§ **Written instruction**:
From the listing below, return each line that includes "Mumbai".

## START

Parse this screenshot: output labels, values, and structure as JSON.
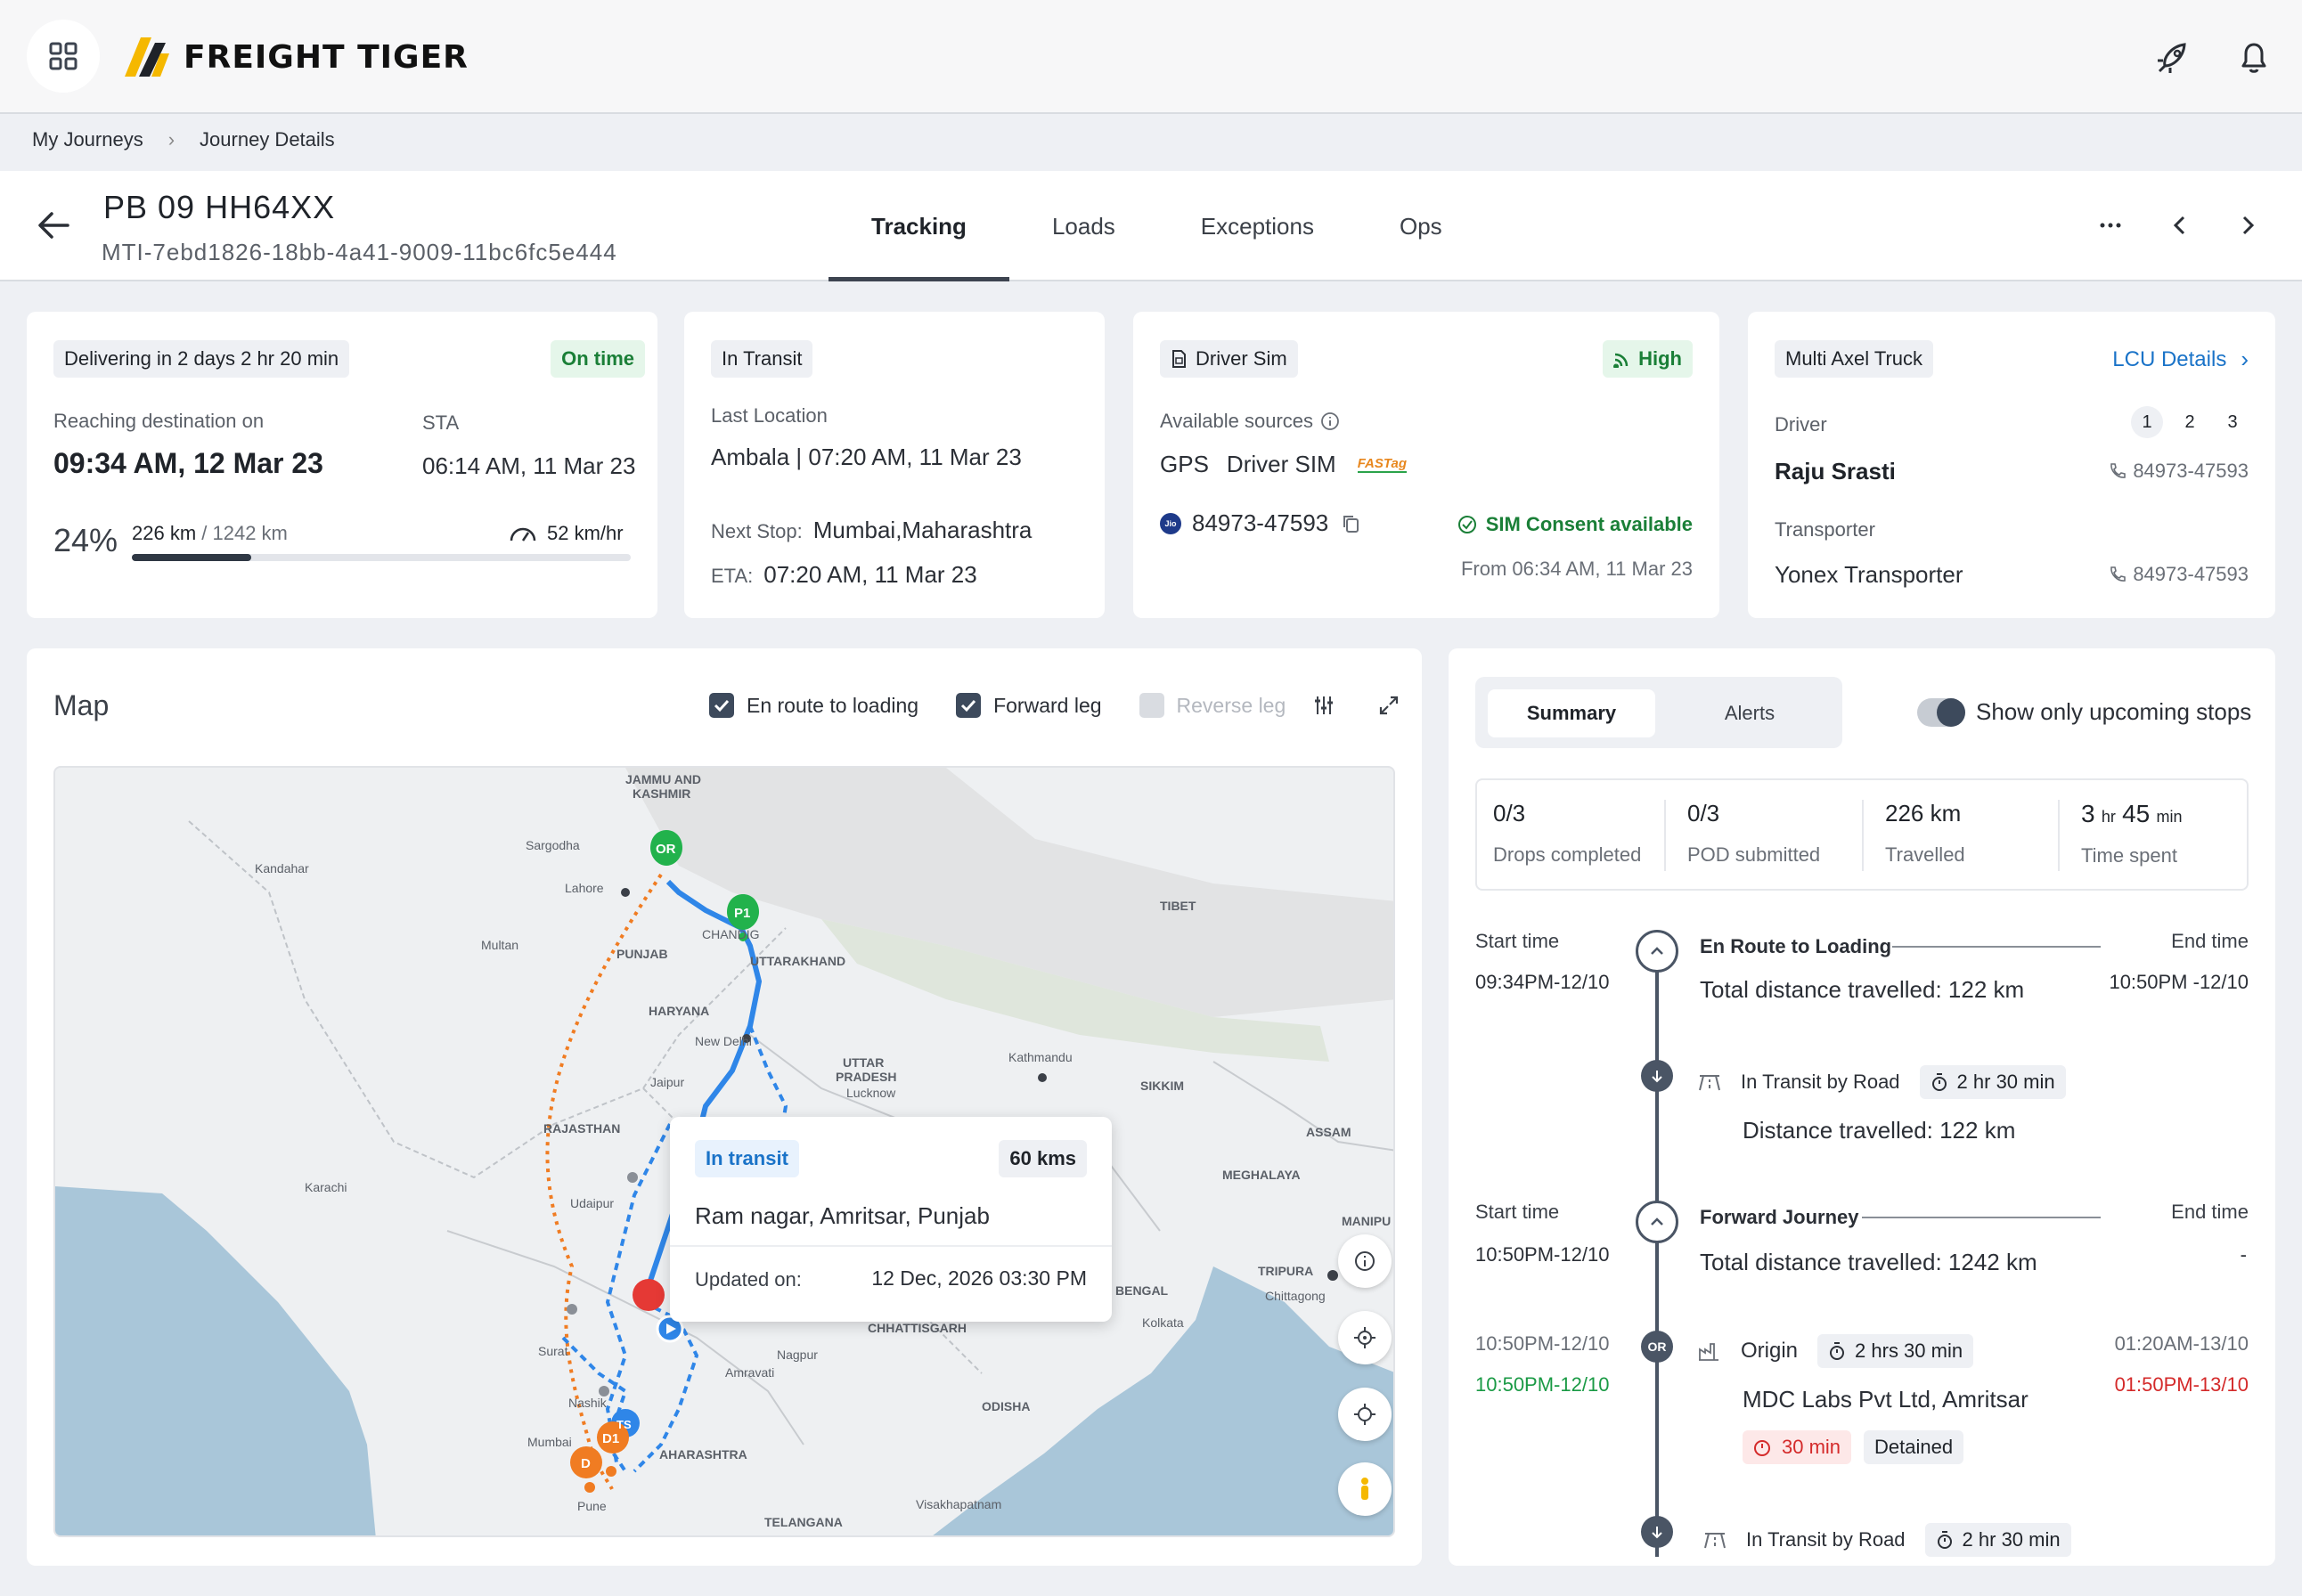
{
  "brand": {
    "name": "FREIGHT TIGER"
  },
  "icons": {
    "grid": "grid-icon",
    "rocket": "rocket-icon",
    "bell": "bell-icon",
    "back": "arrow-left-icon",
    "more": "more-horizontal-icon",
    "prev": "chevron-left-icon",
    "next": "chevron-right-icon"
  },
  "breadcrumb": {
    "items": [
      "My Journeys",
      "Journey Details"
    ]
  },
  "header": {
    "vehicle_number": "PB 09 HH64XX",
    "journey_id": "MTI-7ebd1826-18bb-4a41-9009-11bc6fc5e444",
    "tabs": [
      "Tracking",
      "Loads",
      "Exceptions",
      "Ops"
    ],
    "active_tab": "Tracking"
  },
  "delivery_card": {
    "chip": "Delivering in 2 days 2 hr 20 min",
    "status": "On time",
    "reaching_label": "Reaching destination on",
    "reaching_value": "09:34 AM, 12 Mar 23",
    "sta_label": "STA",
    "sta_value": "06:14 AM, 11 Mar 23",
    "progress_percent": "24%",
    "progress_fraction": 0.24,
    "distance_done": "226 km",
    "distance_total": "/ 1242 km",
    "speed": "52 km/hr"
  },
  "transit_card": {
    "chip": "In Transit",
    "last_location_label": "Last Location",
    "last_location_value": "Ambala | 07:20 AM, 11 Mar 23",
    "next_stop_label": "Next Stop:",
    "next_stop_value": "Mumbai,Maharashtra",
    "eta_label": "ETA:",
    "eta_value": "07:20 AM, 11 Mar 23"
  },
  "sim_card": {
    "chip": "Driver Sim",
    "signal": "High",
    "sources_label": "Available sources",
    "sources": [
      "GPS",
      "Driver SIM"
    ],
    "fastag": "FASTag",
    "jio": "Jio",
    "phone": "84973-47593",
    "consent": "SIM Consent available",
    "consent_from": "From 06:34 AM, 11 Mar 23"
  },
  "truck_card": {
    "chip": "Multi Axel Truck",
    "lcu_link": "LCU Details",
    "driver_label": "Driver",
    "driver_pages": [
      "1",
      "2",
      "3"
    ],
    "driver_name": "Raju Srasti",
    "driver_phone": "84973-47593",
    "transporter_label": "Transporter",
    "transporter_name": "Yonex Transporter",
    "transporter_phone": "84973-47593"
  },
  "map": {
    "title": "Map",
    "filters": [
      {
        "label": "En route to loading",
        "checked": true
      },
      {
        "label": "Forward leg",
        "checked": true
      },
      {
        "label": "Reverse leg",
        "checked": false
      }
    ],
    "labels": {
      "jk": "JAMMU AND",
      "jk2": "KASHMIR",
      "tibet": "TIBET",
      "punjab": "PUNJAB",
      "uttarakhand": "UTTARAKHAND",
      "haryana": "HARYANA",
      "rajasthan": "RAJASTHAN",
      "up": "UTTAR",
      "up2": "PRADESH",
      "sikkim": "SIKKIM",
      "assam": "ASSAM",
      "meghalaya": "MEGHALAYA",
      "manipur": "MANIPU",
      "tripura": "TRIPURA",
      "bengal": "BENGAL",
      "chhattisgarh": "CHHATTISGARH",
      "odisha": "ODISHA",
      "maharashtra": "AHARASHTRA",
      "telangana": "TELANGANA",
      "karachi": "Karachi",
      "lahore": "Lahore",
      "multan": "Multan",
      "jaipur": "Jaipur",
      "newdelhi": "New Delhi",
      "kathmandu": "Kathmandu",
      "lucknow": "Lucknow",
      "nagpur": "Nagpur",
      "surat": "Surat",
      "nashik": "Nashik",
      "mumbai": "Mumbai",
      "pune": "Pune",
      "kolkata": "Kolkata",
      "visakhapatnam": "Visakhapatnam",
      "chandigarh": "CHANDIG",
      "amravati": "Amravati",
      "udaipur": "Udaipur",
      "chittagong": "Chittagong",
      "sargodha": "Sargodha",
      "kandahar": "Kandahar"
    },
    "markers": {
      "origin": "OR",
      "pickup": "P1",
      "drop1": "D1",
      "drop": "D",
      "ts": "TS"
    },
    "popup": {
      "status": "In transit",
      "distance": "60 kms",
      "location": "Ram nagar, Amritsar, Punjab",
      "updated_label": "Updated on:",
      "updated_value": "12 Dec, 2026 03:30 PM"
    }
  },
  "summary": {
    "tabs": [
      "Summary",
      "Alerts"
    ],
    "active_tab": "Summary",
    "toggle_label": "Show only upcoming stops",
    "toggle_on": true,
    "stats": [
      {
        "value": "0/3",
        "label": "Drops completed"
      },
      {
        "value": "0/3",
        "label": "POD submitted"
      },
      {
        "value": "226 km",
        "label": "Travelled"
      },
      {
        "value_h": "3",
        "unit_h": "hr",
        "value_m": "45",
        "unit_m": "min",
        "label": "Time spent"
      }
    ],
    "timeline": {
      "leg1": {
        "start_label": "Start time",
        "start_time": "09:34PM-12/10",
        "title": "En Route to Loading",
        "distance": "Total distance travelled: 122 km",
        "end_label": "End time",
        "end_time": "10:50PM -12/10"
      },
      "transit1": {
        "title": "In Transit by Road",
        "duration": "2 hr 30 min",
        "distance": "Distance travelled: 122 km"
      },
      "leg2": {
        "start_label": "Start time",
        "start_time": "10:50PM-12/10",
        "title": "Forward Journey",
        "distance": "Total distance travelled: 1242 km",
        "end_label": "End time",
        "end_time": "-"
      },
      "origin": {
        "badge": "OR",
        "time_planned": "10:50PM-12/10",
        "time_actual": "10:50PM-12/10",
        "title": "Origin",
        "duration": "2 hrs 30 min",
        "place": "MDC Labs Pvt Ltd, Amritsar",
        "delay": "30 min",
        "status": "Detained",
        "end_planned": "01:20AM-13/10",
        "end_actual": "01:50PM-13/10"
      },
      "transit2": {
        "title": "In Transit by Road",
        "duration": "2 hr 30 min"
      }
    }
  },
  "colors": {
    "green": "#1a7f37",
    "blue_link": "#1a73c8",
    "red": "#d42a2a",
    "route_blue": "#2f86e8",
    "route_orange": "#f07c22",
    "marker_green": "#22b24c"
  }
}
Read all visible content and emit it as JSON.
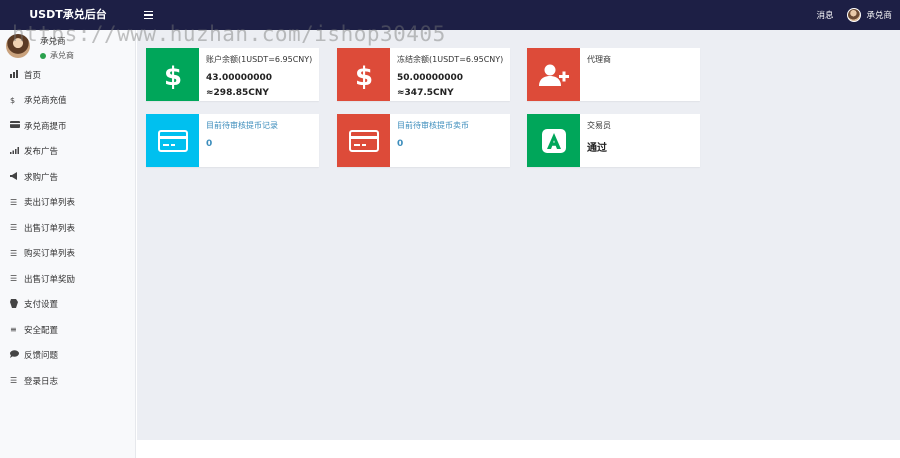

## END

§ **Output for this exercise**:
    "next_stop_value": "Mumbai,Maharashtra",
      "mumbai": "Mumbai",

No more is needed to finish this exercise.